(Stored records)
= = = =

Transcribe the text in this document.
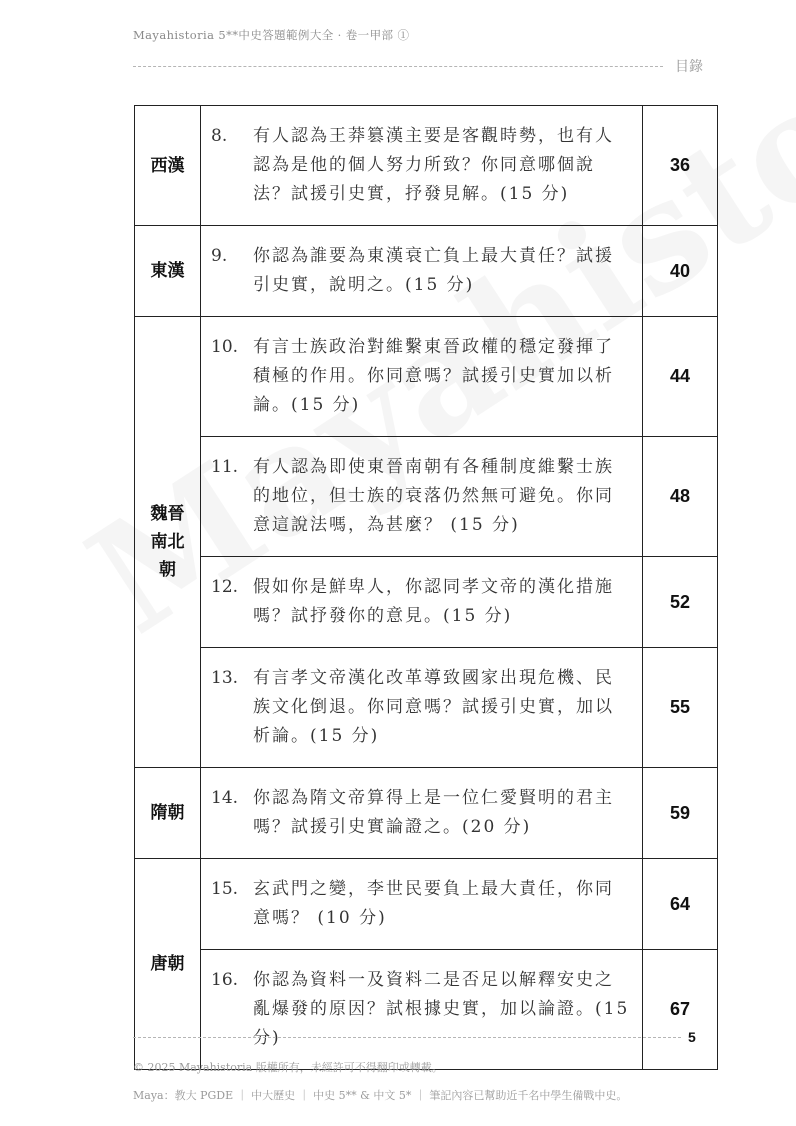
Mayahistoria 5**中史答題範例大全 · 卷一甲部 ①
目錄
西漢	8. 有人認為王莽篡漢主要是客觀時勢，也有人認為是他的個人努力所致？你同意哪個說法？試援引史實，抒發見解。(15 分)	36
東漢	9. 你認為誰要為東漢衰亡負上最大責任？試援引史實，說明之。(15 分)	40

魏晉南北朝	10. 有言士族政治對維繫東晉政權的穩定發揮了積極的作用。你同意嗎？試援引史實加以析論。(15 分)	44

	11. 有人認為即使東晉南朝有各種制度維繫士族的地位，但士族的衰落仍然無可避免。你同意這說法嗎，為甚麼？ (15 分)	48

	12. 假如你是鮮卑人，你認同孝文帝的漢化措施嗎？試抒發你的意見。(15 分)	52

	13. 有言孝文帝漢化改革導致國家出現危機、民族文化倒退。你同意嗎？試援引史實，加以析論。(15 分)	55
隋朝	14. 你認為隋文帝算得上是一位仁愛賢明的君主嗎？試援引史實論證之。(20 分)	59
唐朝	15. 玄武門之變，李世民要負上最大責任，你同意嗎？ (10 分)	64

	16. 你認為資料一及資料二是否足以解釋安史之亂爆發的原因？試根據史實，加以論證。(15 分)	67
5
© 2025 Mayahistoria 版權所有，未經許可不得翻印或轉載。
Maya：教大 PGDE ｜ 中大歷史 ｜ 中史 5** & 中文 5* ｜ 筆記內容已幫助近千名中學生備戰中史。
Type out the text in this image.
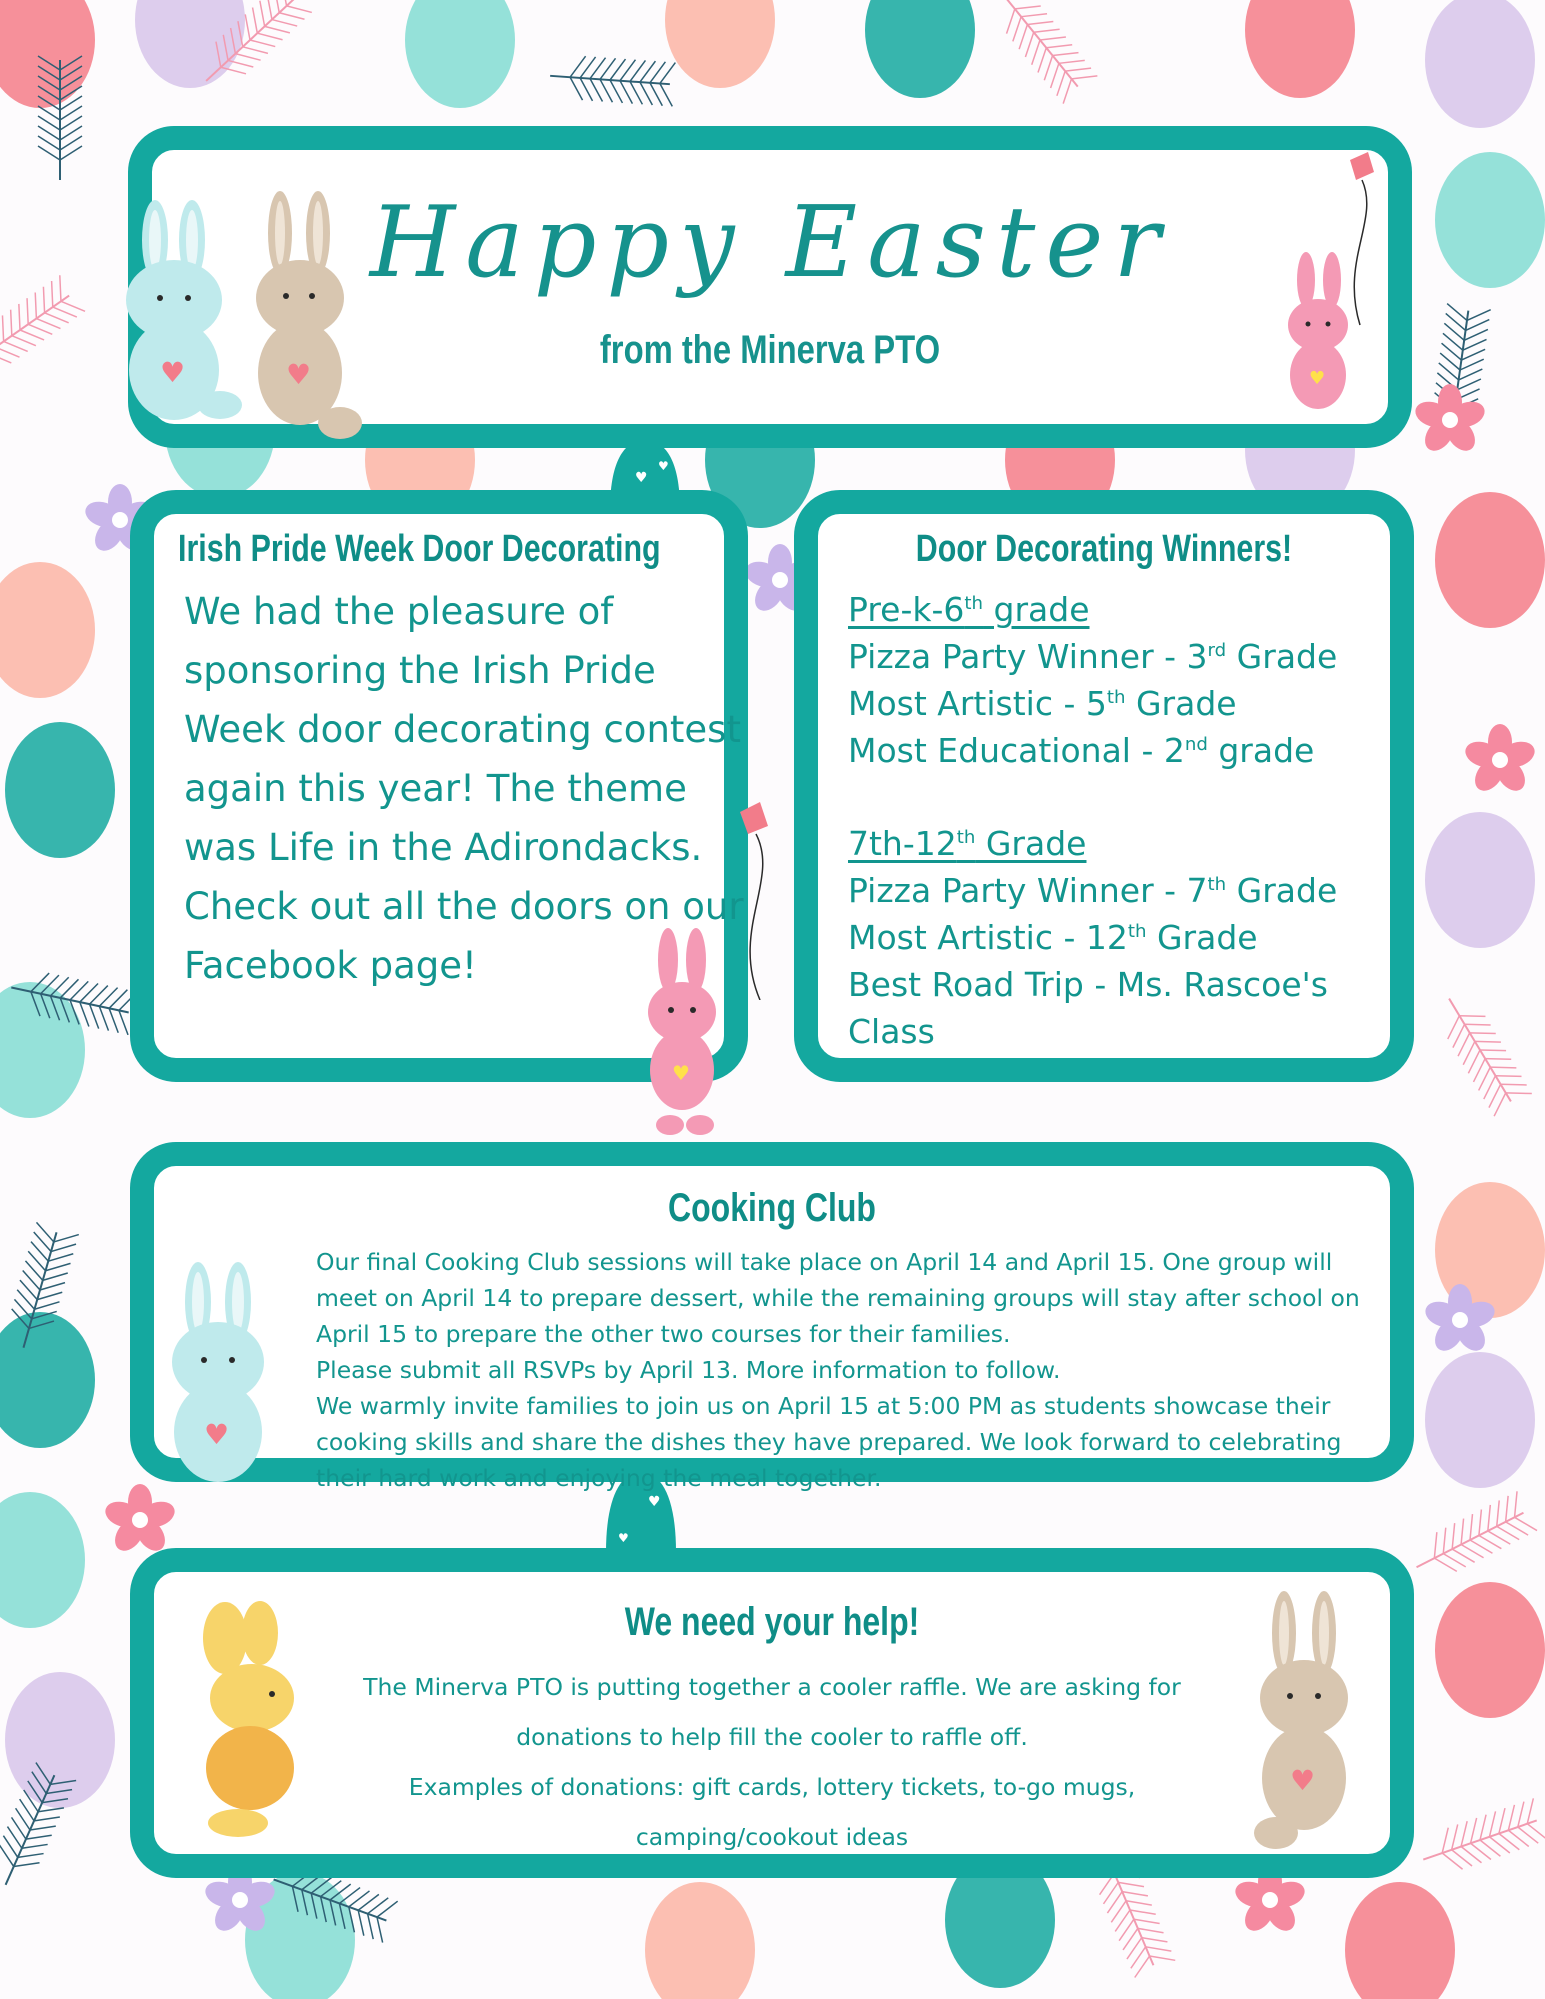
♥
♥
♥
♥
Happy Easter
from the Minerva PTO
Irish Pride Week Door Decorating
We had the pleasure of sponsoring the Irish Pride Week door decorating contest again this year! The theme was Life in the Adirondacks. Check out all the doors on our Facebook page!
Door Decorating Winners!
Pre-k-6th grade
Pizza Party Winner - 3rd Grade
Most Artistic - 5th Grade
Most Educational - 2nd grade
7th-12th Grade
Pizza Party Winner - 7th Grade
Most Artistic - 12th Grade
Best Road Trip - Ms. Rascoe's Class
Cooking Club
Our final Cooking Club sessions will take place on April 14 and April 15. One group will meet on April 14 to prepare dessert, while the remaining groups will stay after school on April 15 to prepare the other two courses for their families.
Please submit all RSVPs by April 13. More information to follow.
We warmly invite families to join us on April 15 at 5:00 PM as students showcase their cooking skills and share the dishes they have prepared. We look forward to celebrating their hard work and enjoying the meal together.
We need your help!
The Minerva PTO is putting together a cooler raffle. We are asking for donations to help fill the cooler to raffle off.
Examples of donations: gift cards, lottery tickets, to-go mugs, camping/cookout ideas
♥	♥	♥
♥
♥
♥
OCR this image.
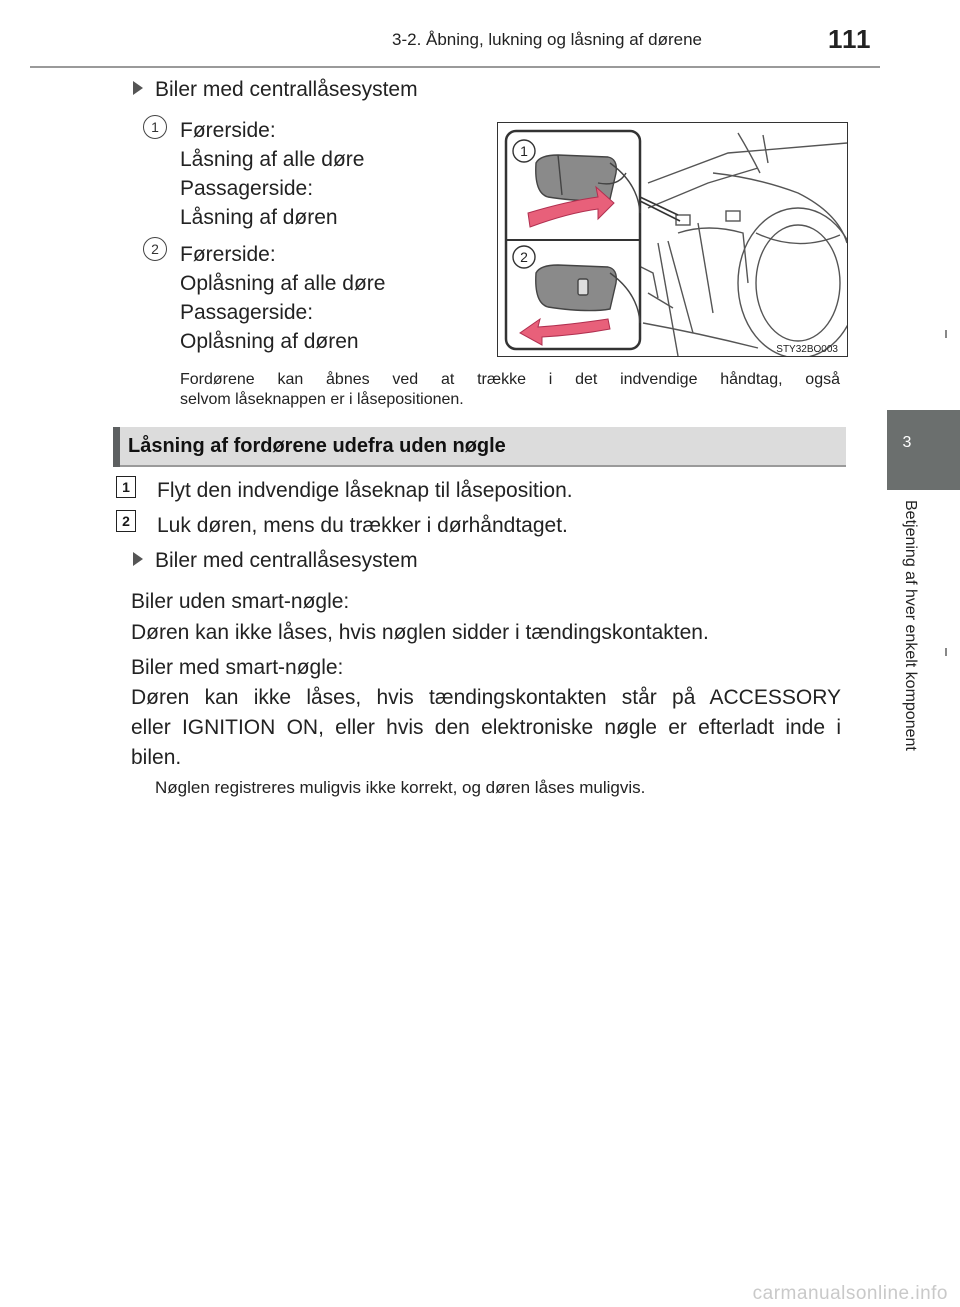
3-2. Åbning, lukning og låsning af dørene	111
3
Betjening af hver enkelt komponent
Biler med centrallåsesystem
1	Førerside:
Låsning af alle døre
Passagerside:
Låsning af døren
2	Førerside:
Oplåsning af alle døre
Passagerside:
Oplåsning af døren
Fordørene kan åbnes ved at trække i det indvendige håndtag, også
selvom låseknappen er i låsepositionen.
1
2
STY32BO003
Låsning af fordørene udefra uden nøgle
1 Flyt den indvendige låseknap til låseposition.
2 Luk døren, mens du trækker i dørhåndtaget.
Biler med centrallåsesystem
Biler uden smart-nøgle:
Døren kan ikke låses, hvis nøglen sidder i tændingskontakten.
Biler med smart-nøgle:
Døren kan ikke låses, hvis tændingskontakten står på ACCESSORY
eller IGNITION ON, eller hvis den elektroniske nøgle er efterladt inde i
bilen.
Nøglen registreres muligvis ikke korrekt, og døren låses muligvis.
carmanualsonline.info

= = = =

OBJECTIVE
Give only the count of lines in this material that contain the string "indvendige".

FULL RESPONSE
2